- **WHAT THE EXERCISE ASKS**: Review the lines that follow and copy each one that contains the word "name".

(Excerpts from a figure dataset)
◆ ◆ ◆ ◆
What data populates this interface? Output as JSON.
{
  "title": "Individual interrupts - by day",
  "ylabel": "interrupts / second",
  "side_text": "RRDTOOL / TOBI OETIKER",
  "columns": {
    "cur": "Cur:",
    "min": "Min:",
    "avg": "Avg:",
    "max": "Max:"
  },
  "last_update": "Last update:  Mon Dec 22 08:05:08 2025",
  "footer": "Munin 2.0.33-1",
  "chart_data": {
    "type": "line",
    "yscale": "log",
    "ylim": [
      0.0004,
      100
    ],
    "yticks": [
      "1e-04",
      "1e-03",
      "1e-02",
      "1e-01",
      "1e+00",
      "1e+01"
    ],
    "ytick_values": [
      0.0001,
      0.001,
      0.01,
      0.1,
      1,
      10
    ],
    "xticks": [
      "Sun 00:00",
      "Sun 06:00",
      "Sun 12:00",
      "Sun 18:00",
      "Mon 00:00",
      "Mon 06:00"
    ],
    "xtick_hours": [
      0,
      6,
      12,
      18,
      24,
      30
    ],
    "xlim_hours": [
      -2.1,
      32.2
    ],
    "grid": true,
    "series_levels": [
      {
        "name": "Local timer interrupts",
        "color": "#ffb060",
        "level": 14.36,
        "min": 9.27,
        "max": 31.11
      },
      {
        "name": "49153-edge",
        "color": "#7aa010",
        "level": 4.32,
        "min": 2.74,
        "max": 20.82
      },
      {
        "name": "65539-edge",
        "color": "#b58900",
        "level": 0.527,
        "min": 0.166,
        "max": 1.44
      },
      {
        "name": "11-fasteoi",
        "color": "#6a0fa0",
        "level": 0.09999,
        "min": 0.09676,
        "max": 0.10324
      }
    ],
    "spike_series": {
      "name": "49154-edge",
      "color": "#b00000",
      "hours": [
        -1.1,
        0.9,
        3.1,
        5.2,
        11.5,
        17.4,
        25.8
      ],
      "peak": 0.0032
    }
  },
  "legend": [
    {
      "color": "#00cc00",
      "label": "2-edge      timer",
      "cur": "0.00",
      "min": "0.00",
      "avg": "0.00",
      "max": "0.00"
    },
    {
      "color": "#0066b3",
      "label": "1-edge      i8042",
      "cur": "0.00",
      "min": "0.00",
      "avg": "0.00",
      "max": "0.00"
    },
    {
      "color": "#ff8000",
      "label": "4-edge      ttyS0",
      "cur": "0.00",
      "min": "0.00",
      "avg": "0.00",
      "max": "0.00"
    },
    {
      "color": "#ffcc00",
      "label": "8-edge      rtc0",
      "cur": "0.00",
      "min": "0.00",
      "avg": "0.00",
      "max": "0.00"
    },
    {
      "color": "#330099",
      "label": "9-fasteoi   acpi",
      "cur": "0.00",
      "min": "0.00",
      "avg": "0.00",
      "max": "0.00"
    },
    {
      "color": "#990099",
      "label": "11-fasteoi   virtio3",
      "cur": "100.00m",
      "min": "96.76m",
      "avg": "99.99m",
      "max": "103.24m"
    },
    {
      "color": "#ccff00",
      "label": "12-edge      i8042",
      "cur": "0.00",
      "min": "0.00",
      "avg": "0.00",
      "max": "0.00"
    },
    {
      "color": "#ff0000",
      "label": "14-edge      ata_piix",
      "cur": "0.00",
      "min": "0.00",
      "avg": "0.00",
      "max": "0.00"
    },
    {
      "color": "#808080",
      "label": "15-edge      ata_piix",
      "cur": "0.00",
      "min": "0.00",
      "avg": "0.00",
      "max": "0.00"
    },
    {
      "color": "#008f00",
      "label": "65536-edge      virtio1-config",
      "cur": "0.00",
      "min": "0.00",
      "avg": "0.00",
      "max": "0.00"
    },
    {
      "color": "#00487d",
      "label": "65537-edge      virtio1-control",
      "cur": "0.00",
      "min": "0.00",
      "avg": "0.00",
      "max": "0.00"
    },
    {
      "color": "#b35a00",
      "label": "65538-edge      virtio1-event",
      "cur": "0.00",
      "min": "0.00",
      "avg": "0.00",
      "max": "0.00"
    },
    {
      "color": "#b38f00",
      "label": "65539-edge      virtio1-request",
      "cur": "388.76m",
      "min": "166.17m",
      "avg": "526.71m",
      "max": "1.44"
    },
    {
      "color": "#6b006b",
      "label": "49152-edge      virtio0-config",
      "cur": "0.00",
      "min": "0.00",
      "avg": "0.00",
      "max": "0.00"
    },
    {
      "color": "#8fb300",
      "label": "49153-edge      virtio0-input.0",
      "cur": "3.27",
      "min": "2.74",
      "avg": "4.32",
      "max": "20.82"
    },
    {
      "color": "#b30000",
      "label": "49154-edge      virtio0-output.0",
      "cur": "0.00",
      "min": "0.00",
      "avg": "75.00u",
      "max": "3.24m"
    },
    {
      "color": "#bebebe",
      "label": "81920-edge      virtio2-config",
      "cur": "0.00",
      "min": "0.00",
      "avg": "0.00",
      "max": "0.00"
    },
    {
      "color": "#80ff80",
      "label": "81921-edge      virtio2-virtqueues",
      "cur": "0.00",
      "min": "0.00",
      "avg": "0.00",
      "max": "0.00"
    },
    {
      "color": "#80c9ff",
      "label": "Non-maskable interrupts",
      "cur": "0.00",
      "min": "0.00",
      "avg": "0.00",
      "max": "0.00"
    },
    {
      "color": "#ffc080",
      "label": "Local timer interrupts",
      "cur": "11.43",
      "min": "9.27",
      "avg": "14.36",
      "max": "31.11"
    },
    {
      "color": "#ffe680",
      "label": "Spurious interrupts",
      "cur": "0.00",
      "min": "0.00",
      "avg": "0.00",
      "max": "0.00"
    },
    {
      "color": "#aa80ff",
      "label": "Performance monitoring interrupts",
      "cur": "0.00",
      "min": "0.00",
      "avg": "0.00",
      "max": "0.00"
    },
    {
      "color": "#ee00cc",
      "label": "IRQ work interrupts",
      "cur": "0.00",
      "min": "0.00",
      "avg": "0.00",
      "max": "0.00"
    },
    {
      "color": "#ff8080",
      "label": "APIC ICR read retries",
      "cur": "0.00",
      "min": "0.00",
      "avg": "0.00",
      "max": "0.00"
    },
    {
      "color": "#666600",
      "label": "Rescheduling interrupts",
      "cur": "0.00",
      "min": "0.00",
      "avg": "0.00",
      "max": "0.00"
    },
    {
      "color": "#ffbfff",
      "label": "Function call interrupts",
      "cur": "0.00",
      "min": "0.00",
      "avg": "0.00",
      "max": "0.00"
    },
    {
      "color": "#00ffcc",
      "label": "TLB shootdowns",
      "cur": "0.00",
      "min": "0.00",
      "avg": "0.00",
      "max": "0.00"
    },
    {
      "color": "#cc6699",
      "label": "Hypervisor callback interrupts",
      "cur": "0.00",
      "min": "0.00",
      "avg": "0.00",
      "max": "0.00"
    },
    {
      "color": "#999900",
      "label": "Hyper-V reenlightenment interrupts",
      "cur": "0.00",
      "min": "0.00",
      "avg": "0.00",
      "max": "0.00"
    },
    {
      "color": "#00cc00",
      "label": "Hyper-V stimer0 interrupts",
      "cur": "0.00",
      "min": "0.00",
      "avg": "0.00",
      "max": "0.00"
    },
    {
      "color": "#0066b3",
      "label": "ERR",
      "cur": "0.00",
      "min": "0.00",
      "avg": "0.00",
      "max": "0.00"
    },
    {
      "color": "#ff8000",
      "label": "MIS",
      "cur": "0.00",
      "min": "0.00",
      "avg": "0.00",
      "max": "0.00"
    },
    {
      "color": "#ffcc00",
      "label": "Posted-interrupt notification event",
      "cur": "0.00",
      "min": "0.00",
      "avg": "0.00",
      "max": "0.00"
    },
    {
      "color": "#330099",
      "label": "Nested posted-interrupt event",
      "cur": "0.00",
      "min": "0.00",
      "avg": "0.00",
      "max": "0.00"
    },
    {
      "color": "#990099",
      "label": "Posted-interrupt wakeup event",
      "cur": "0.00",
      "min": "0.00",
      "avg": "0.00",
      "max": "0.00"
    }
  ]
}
◆ ◆ ◆ ◆
- **OUTPUT OF THE TASK**:
        "name": "Local timer interrupts",
        "name": "49153-edge",
        "name": "65539-edge",
        "name": "11-fasteoi",
      "name": "49154-edge",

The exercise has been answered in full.